* begin Passage provided *

Edward Selzer (January 12, 1893 – February 22, 1970) was an American film producer and publicist who served as head of Warner Bros. Cartoons from 1944 to 1958. He served in the US Navy and fought as a Golden Gloves boxer. He won a boxing exhibition for the Navy and was awarded with a weekend pass. While out on leave he met a New York chorus girl named Laura Cohn; he later married Laura in 1927 and relocated to Los Angeles where they had two children; Phyllis and Robert.

Career at Warner Bros. 
In 1930, Lewis Warner persuaded Selzer to join Warner Bros. to work on Robert Ripley's "Believe it or Not" series and to start an animation unit. Due to The Great Depression, he had no other choice but to take the job. He was also on an around-the-world tour with Ripley on Believe it or Not. In late 1933 he was named Director of Publicity at Warners and from 1937 to 1944, he served as the head of the trailer and title departments.

* end Passage provided *

__Stated task__
Please write the next part of the Edward Selzer biography, starting after its final sentence.

* begin Data lines *

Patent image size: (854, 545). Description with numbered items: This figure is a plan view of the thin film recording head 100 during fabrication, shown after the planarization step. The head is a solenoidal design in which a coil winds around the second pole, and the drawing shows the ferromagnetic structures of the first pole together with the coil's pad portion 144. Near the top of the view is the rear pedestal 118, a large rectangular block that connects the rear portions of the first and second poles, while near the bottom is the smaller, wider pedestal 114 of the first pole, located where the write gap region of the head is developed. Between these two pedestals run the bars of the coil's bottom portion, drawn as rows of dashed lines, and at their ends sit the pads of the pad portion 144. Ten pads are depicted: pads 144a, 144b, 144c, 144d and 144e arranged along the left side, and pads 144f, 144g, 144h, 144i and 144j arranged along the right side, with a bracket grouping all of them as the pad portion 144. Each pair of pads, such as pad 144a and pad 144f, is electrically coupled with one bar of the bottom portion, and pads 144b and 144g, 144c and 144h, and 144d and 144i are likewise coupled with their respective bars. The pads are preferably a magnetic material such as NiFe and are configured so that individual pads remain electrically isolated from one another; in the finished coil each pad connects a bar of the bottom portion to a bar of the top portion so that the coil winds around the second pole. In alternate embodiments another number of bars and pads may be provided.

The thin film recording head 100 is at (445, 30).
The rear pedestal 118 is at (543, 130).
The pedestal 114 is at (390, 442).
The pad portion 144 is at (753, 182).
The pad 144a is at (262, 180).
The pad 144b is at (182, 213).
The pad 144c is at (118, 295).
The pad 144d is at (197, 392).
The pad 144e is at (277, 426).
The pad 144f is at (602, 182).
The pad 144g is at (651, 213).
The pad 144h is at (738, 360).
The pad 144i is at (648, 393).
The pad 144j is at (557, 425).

* end Data lines *

__Answer to this problem__
After the studio was purchased from Leon Schlesinger by Warner Bros. in July 1944, Selzer was assigned studio head by Jack L. Warner. His first cartoon was Goldilocks and the Jivin' Bears.

Unlike his predecessor, Selzer did not want any on-screen credit as producer for Warner Bros. Much of what is publicly known about Selzer's personality and business acumen is from Chuck Jones' autobiography, Chuck Amuck: The Life and Times of an Animated Cartoonist. In it, Jones paints Selzer as an interfering (and hypocritical) bore with no gratefulness towards the cartoons’ animators. They later developed a mutual respect and understanding of one another, remaining friendly until Selzer's passing.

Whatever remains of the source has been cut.